[Work to be completed]:
Report how many lines contain "produttivi", with no other words.
--*--
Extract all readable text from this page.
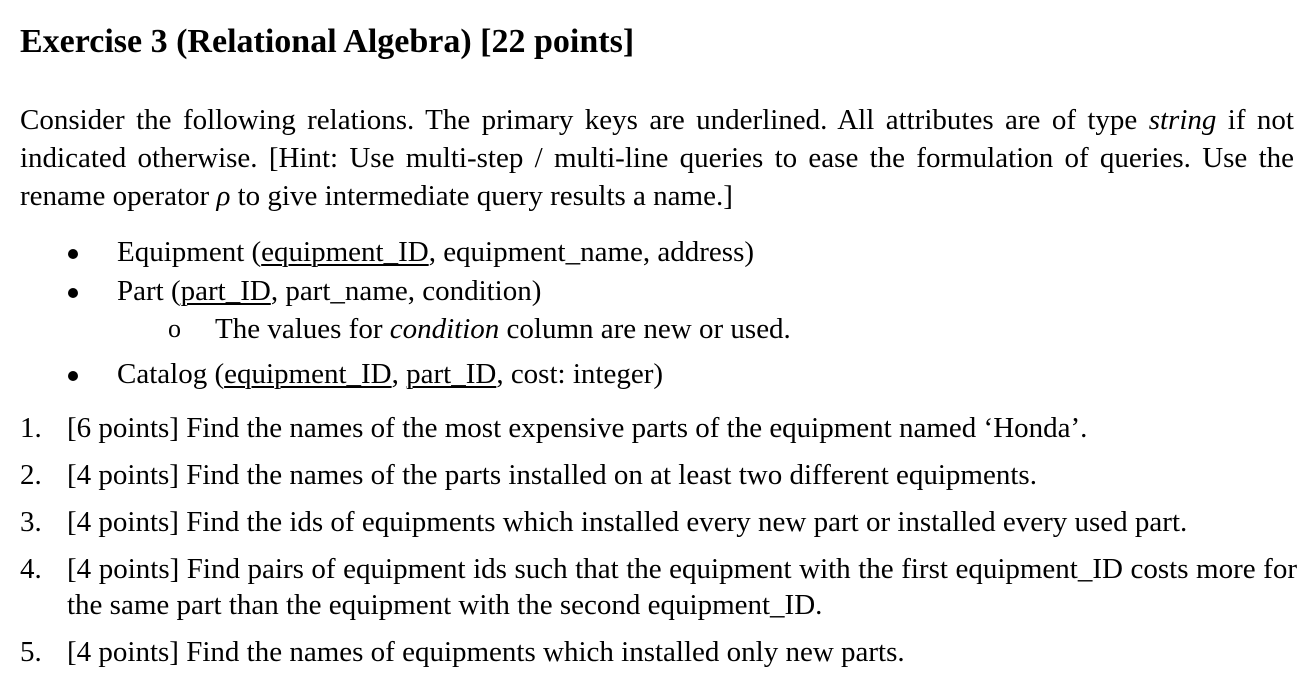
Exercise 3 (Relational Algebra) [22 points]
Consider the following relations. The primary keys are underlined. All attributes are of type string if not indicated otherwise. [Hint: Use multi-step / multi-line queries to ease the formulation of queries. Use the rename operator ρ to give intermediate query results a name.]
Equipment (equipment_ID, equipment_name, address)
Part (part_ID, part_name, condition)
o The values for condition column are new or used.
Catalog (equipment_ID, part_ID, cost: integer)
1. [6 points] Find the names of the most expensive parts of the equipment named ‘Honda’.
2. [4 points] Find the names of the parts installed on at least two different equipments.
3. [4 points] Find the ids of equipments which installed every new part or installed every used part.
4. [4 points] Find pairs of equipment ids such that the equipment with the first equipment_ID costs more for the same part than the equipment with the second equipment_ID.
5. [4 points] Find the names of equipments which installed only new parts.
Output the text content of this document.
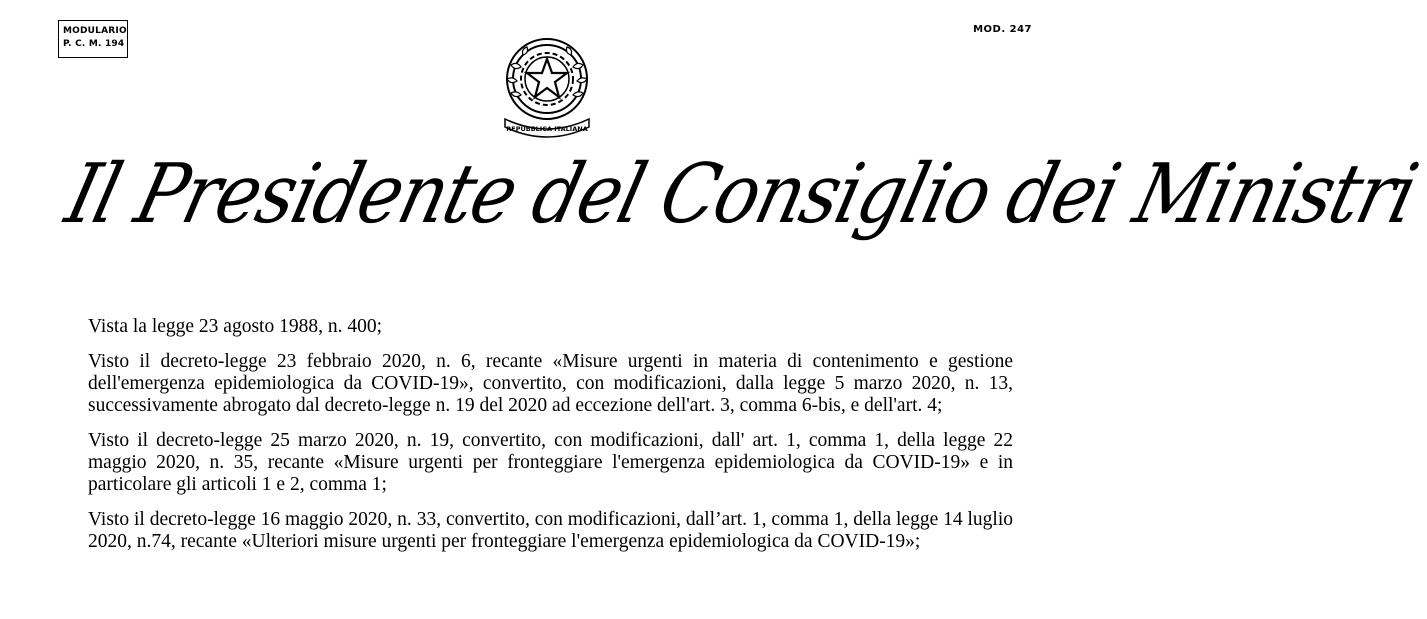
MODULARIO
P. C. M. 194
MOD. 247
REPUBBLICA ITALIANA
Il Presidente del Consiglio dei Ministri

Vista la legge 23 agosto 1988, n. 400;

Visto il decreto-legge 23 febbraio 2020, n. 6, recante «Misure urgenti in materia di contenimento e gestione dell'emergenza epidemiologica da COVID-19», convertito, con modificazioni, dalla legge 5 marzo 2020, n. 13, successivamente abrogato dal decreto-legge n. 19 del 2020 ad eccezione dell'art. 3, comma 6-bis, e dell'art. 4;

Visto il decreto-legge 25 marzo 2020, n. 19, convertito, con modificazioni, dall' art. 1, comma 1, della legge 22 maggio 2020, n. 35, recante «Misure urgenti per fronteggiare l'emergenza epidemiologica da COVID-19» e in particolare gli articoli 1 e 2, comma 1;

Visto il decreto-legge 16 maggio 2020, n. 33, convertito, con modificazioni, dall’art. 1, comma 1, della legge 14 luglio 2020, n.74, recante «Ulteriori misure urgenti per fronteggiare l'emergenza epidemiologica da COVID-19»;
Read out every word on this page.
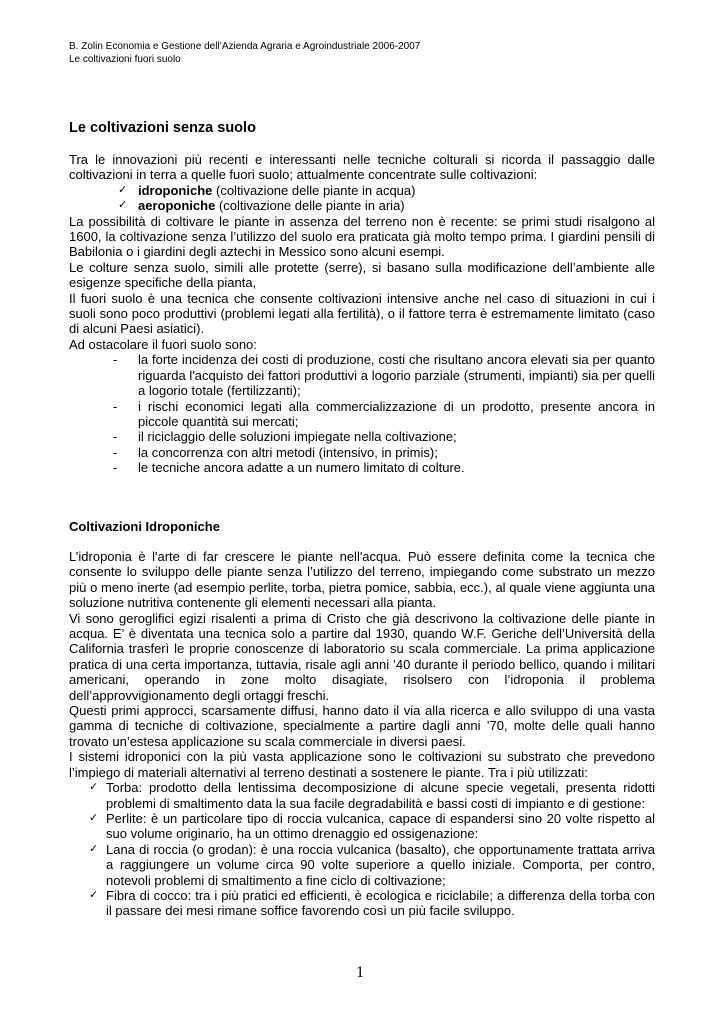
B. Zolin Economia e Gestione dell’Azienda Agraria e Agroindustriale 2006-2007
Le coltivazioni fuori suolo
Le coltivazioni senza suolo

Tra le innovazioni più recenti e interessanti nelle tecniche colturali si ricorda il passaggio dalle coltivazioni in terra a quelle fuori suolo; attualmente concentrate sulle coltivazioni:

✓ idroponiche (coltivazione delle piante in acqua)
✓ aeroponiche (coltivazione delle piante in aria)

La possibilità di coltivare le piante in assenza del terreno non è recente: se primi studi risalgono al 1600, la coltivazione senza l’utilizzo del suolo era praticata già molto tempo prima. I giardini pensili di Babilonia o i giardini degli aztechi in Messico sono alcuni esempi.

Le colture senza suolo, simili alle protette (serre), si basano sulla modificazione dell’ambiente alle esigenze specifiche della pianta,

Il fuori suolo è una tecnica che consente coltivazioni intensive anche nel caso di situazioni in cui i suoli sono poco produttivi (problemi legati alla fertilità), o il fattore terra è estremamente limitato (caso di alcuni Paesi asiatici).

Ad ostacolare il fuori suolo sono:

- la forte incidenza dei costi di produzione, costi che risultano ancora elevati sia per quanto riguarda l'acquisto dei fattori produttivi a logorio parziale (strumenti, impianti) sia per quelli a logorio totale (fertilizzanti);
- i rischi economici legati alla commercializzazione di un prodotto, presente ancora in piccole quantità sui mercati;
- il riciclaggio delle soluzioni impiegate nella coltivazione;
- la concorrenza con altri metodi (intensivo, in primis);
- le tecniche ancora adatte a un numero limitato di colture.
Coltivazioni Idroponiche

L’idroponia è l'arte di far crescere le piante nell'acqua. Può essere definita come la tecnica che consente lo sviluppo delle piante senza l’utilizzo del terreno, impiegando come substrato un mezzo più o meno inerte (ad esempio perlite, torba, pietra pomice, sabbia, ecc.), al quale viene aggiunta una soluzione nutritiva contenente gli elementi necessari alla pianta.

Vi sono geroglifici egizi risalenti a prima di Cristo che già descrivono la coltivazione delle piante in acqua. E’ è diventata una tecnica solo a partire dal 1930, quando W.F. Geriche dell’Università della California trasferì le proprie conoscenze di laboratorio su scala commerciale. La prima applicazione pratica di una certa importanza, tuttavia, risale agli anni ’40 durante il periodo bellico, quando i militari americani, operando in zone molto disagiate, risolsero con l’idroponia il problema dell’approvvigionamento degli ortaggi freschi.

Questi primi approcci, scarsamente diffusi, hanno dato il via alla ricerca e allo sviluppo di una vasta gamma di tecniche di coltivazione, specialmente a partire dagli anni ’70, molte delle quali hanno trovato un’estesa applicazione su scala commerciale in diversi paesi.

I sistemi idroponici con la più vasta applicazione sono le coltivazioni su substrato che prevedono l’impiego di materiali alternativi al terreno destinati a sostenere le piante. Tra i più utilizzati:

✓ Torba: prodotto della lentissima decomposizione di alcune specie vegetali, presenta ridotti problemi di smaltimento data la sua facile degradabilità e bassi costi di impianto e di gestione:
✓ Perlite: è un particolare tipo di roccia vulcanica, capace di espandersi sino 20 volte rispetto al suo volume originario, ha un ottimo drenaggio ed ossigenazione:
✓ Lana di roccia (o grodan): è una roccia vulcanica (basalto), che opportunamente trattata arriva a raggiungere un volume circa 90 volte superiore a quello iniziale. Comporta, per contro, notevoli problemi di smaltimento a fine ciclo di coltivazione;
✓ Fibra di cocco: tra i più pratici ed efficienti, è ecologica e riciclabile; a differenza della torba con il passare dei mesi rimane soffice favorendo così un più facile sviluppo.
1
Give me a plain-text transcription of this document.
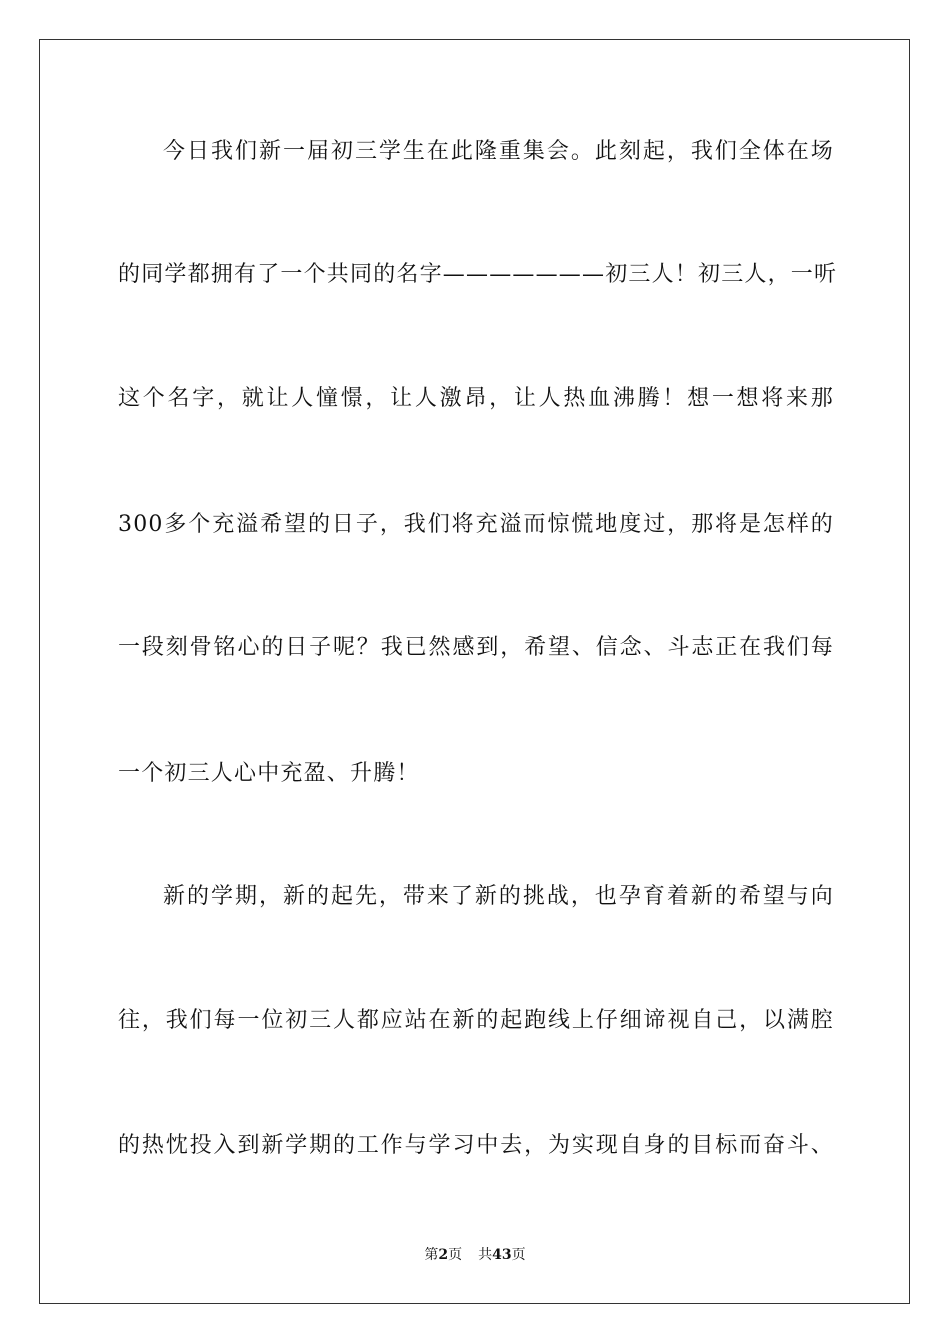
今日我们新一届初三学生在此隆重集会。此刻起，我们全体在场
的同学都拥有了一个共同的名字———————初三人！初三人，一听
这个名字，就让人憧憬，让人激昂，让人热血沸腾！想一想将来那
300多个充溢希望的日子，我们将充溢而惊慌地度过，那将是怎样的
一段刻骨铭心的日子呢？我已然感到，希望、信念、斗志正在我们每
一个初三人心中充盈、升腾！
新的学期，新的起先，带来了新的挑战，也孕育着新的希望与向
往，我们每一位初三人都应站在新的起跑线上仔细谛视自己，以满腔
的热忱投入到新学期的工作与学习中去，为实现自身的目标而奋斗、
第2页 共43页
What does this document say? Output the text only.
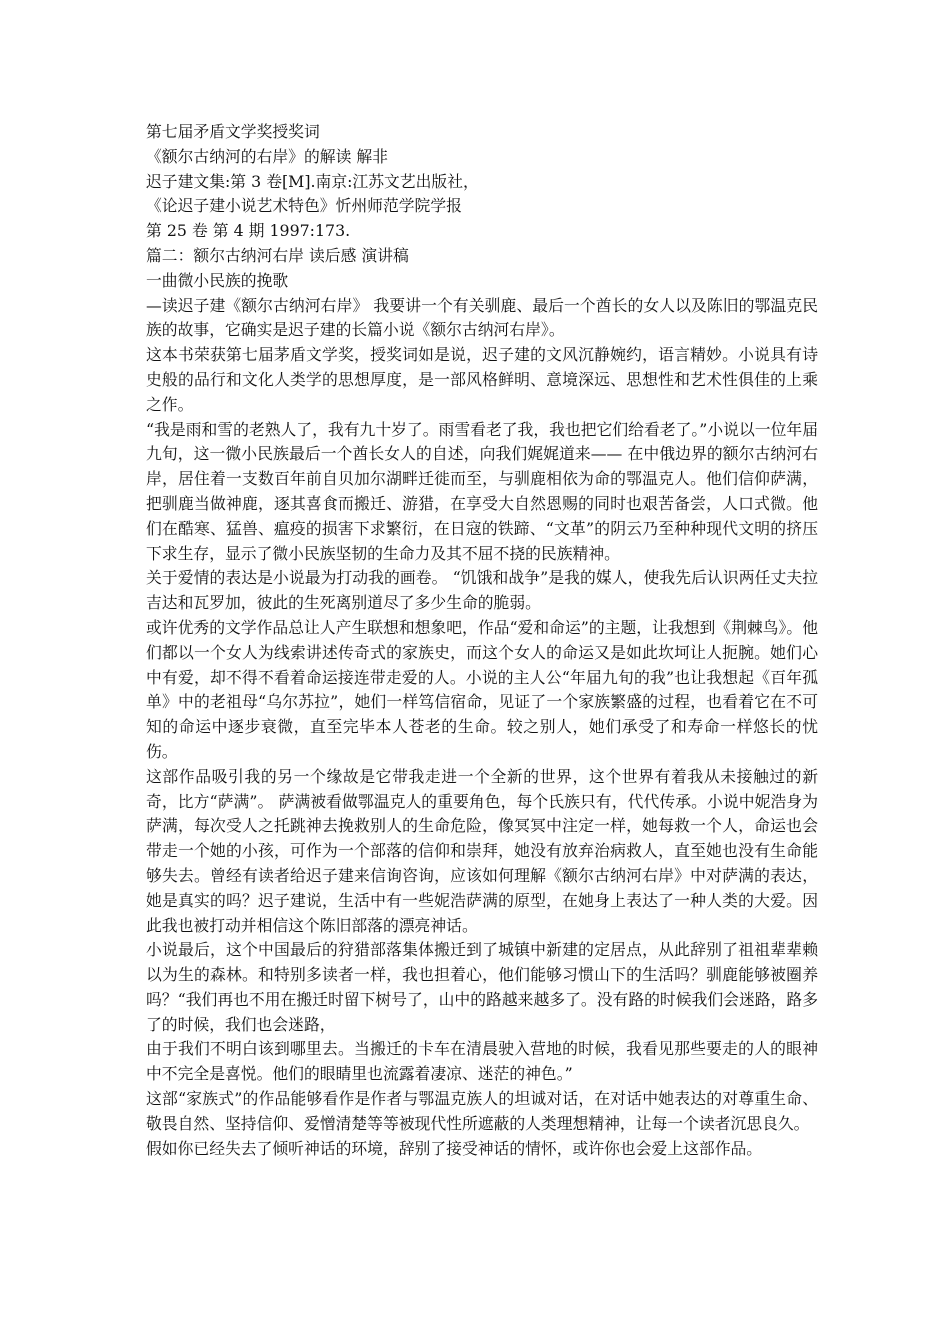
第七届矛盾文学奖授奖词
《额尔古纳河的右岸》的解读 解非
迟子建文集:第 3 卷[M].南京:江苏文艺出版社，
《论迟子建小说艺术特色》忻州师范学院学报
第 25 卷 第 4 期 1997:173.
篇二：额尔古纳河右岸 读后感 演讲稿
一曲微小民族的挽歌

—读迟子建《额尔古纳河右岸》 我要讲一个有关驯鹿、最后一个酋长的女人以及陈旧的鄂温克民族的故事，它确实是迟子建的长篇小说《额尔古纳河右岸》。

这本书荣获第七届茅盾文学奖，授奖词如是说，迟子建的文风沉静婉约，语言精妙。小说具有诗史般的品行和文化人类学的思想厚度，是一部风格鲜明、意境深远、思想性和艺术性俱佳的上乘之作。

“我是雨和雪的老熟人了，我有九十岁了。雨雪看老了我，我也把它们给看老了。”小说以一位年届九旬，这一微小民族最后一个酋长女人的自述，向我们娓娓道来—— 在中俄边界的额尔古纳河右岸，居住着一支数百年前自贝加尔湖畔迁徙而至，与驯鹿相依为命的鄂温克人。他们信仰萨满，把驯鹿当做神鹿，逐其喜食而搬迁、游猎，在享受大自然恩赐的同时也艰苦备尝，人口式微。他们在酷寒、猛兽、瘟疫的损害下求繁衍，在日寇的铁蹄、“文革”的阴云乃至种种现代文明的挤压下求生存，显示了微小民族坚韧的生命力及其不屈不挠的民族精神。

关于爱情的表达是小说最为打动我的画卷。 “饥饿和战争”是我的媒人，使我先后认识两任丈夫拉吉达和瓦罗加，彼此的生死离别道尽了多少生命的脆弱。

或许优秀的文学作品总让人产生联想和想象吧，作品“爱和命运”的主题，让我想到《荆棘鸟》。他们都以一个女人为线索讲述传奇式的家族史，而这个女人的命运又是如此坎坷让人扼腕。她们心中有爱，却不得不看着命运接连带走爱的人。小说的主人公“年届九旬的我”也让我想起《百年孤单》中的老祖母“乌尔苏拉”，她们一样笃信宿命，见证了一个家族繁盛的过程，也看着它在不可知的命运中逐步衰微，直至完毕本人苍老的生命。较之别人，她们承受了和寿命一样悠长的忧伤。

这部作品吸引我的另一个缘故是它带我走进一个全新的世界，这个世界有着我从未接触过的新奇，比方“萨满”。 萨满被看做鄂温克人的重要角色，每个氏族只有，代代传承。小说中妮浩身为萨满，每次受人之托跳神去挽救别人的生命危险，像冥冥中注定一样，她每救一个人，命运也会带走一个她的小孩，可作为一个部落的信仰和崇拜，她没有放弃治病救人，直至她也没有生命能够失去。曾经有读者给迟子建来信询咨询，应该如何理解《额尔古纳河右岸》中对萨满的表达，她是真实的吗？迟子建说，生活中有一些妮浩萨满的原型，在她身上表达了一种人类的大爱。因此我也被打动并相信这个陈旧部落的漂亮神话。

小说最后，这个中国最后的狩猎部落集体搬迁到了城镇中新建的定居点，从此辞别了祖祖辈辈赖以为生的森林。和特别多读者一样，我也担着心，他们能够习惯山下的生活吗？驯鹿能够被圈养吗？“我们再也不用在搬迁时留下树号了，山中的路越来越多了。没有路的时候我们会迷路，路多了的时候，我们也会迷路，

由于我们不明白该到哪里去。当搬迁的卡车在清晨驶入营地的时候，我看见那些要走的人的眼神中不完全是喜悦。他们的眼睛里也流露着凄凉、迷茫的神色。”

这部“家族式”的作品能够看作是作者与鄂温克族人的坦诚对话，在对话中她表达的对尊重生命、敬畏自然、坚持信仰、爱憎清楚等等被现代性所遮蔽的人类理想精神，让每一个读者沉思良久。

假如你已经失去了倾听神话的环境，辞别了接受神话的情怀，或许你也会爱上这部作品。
--*--
[Exercise solution]:
2